Exercise aim: Show every line containing "nBlock" by copying it.

--- Start of Exercise inputs ---

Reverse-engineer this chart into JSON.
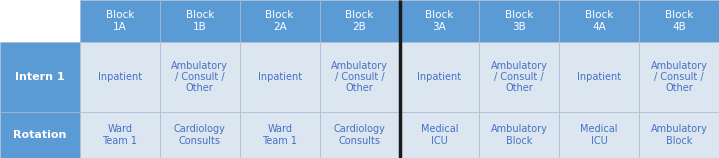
{
  "header_row": [
    "",
    "Block\n1A",
    "Block\n1B",
    "Block\n2A",
    "Block\n2B",
    "Block\n3A",
    "Block\n3B",
    "Block\n4A",
    "Block\n4B"
  ],
  "intern_row": [
    "Intern 1",
    "Inpatient",
    "Ambulatory\n/ Consult /\nOther",
    "Inpatient",
    "Ambulatory\n/ Consult /\nOther",
    "Inpatient",
    "Ambulatory\n/ Consult /\nOther",
    "Inpatient",
    "Ambulatory\n/ Consult /\nOther"
  ],
  "rotation_row": [
    "Rotation",
    "Ward\nTeam 1",
    "Cardiology\nConsults",
    "Ward\nTeam 1",
    "Cardiology\nConsults",
    "Medical\nICU",
    "Ambulatory\nBlock",
    "Medical\nICU",
    "Ambulatory\nBlock"
  ],
  "header_bg": "#5b9bd5",
  "header_text": "#ffffff",
  "label_col_bg": "#5b9bd5",
  "label_col_text": "#ffffff",
  "body_bg": "#dce6f1",
  "body_text_color": "#4472c4",
  "divider_color": "#1a1a1a",
  "fig_bg": "#ffffff",
  "cell_border": "#aab8d0",
  "fig_w": 7.19,
  "fig_h": 1.58,
  "dpi": 100
}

--- End of Exercise inputs ---

Task output:
    "Ambulatory\nBlock",
    "Ambulatory\nBlock"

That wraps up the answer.